PROMPT. Put the entries from the first line through the line containing "dialogue-line: Liz: No, I", inclusive, into a numbered list, leaving out any blank lines.

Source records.
____
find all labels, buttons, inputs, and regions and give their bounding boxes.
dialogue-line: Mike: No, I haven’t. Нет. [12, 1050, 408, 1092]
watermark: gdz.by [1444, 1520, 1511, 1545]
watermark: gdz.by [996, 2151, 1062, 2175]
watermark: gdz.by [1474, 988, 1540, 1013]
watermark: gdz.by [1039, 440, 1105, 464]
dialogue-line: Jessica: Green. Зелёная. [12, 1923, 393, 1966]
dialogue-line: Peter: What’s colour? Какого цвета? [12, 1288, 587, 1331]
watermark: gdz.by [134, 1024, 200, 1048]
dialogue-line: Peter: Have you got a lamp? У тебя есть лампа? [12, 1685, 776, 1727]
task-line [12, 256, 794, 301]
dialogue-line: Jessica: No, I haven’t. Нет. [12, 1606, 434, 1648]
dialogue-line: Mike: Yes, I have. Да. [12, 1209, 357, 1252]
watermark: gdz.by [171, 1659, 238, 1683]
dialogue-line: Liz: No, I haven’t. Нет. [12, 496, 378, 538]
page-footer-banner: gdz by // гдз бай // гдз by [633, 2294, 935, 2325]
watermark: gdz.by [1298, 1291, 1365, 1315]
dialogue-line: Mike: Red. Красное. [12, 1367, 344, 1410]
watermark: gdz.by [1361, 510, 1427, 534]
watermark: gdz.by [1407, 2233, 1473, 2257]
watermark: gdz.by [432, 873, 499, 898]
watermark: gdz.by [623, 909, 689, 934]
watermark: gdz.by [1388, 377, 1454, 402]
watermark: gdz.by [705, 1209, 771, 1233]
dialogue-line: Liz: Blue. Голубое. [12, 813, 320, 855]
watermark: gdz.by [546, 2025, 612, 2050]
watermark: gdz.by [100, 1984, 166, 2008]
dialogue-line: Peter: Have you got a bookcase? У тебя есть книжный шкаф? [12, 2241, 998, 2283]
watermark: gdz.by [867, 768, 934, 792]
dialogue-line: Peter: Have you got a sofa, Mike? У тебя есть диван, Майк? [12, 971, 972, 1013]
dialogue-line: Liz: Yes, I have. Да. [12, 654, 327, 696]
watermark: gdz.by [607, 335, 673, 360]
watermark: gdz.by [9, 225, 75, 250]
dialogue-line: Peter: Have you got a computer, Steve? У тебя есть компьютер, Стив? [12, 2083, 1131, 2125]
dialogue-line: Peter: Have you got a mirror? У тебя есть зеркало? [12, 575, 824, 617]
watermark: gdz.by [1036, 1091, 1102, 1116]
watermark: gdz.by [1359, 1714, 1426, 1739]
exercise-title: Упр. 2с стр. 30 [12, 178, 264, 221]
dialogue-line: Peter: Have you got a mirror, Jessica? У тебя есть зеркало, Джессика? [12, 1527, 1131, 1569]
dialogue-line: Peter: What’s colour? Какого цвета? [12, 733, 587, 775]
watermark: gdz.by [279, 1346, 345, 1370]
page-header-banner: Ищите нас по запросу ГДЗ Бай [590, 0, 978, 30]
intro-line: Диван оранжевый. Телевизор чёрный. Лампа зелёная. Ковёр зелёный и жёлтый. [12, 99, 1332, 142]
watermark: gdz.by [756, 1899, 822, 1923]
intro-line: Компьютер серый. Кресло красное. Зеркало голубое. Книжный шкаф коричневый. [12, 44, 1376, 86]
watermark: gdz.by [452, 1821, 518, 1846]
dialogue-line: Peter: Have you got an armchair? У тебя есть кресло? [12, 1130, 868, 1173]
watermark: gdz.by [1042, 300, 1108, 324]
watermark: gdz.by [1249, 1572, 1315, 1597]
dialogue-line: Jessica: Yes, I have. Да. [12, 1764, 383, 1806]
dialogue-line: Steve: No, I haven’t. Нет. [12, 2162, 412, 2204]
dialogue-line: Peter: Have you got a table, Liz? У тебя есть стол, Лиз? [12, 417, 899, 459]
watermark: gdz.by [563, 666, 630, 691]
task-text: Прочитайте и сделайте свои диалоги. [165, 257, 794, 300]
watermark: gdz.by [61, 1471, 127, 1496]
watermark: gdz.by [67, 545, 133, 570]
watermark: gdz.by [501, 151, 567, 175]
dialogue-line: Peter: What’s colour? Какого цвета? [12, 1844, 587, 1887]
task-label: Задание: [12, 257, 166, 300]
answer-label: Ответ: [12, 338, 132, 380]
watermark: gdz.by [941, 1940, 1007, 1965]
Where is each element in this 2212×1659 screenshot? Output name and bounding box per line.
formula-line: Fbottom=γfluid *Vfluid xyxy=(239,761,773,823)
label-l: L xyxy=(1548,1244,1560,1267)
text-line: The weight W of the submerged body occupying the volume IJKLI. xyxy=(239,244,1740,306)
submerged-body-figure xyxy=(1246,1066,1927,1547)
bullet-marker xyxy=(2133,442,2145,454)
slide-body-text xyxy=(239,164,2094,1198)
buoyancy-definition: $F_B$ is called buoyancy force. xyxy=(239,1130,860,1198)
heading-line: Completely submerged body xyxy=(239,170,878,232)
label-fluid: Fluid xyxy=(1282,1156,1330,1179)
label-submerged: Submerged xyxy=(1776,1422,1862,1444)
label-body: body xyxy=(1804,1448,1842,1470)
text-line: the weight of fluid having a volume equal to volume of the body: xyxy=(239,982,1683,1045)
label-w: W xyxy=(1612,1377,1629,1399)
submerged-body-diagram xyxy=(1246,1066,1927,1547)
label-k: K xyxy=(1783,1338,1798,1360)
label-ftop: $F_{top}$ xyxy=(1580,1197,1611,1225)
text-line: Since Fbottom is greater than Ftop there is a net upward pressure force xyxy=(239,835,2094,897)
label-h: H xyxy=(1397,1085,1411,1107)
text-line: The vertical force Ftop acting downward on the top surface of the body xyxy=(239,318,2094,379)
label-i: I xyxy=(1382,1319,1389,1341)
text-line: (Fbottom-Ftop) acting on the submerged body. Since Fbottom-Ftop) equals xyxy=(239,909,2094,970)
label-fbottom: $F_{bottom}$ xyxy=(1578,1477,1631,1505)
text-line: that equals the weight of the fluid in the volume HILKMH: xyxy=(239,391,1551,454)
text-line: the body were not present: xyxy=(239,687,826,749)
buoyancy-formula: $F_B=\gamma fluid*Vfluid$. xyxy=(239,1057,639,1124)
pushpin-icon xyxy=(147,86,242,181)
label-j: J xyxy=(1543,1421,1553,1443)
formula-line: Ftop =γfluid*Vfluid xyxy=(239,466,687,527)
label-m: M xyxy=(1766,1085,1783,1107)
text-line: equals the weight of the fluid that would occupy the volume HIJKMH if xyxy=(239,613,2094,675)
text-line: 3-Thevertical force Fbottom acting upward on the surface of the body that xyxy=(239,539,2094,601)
____
SOLUTION TO THE PROBLEM.
1. find all labels, buttons, inputs, and regions and give their bounding boxes.
2. dialogue-line: Mike: No, I haven’t. Нет. [12, 1050, 408, 1092]
3. watermark: gdz.by [1444, 1520, 1511, 1545]
4. watermark: gdz.by [996, 2151, 1062, 2175]
5. watermark: gdz.by [1474, 988, 1540, 1013]
6. watermark: gdz.by [1039, 440, 1105, 464]
7. dialogue-line: Jessica: Green. Зелёная. [12, 1923, 393, 1966]
8. dialogue-line: Peter: What’s colour? Какого цвета? [12, 1288, 587, 1331]
9. watermark: gdz.by [134, 1024, 200, 1048]
10. dialogue-line: Peter: Have you got a lamp? У тебя есть лампа? [12, 1685, 776, 1727]
11. task-line [12, 256, 794, 301]
12. dialogue-line: Jessica: No, I haven’t. Нет. [12, 1606, 434, 1648]
13. dialogue-line: Mike: Yes, I have. Да. [12, 1209, 357, 1252]
14. watermark: gdz.by [171, 1659, 238, 1683]
15. dialogue-line: Liz: No, I haven’t. Нет. [12, 496, 378, 538]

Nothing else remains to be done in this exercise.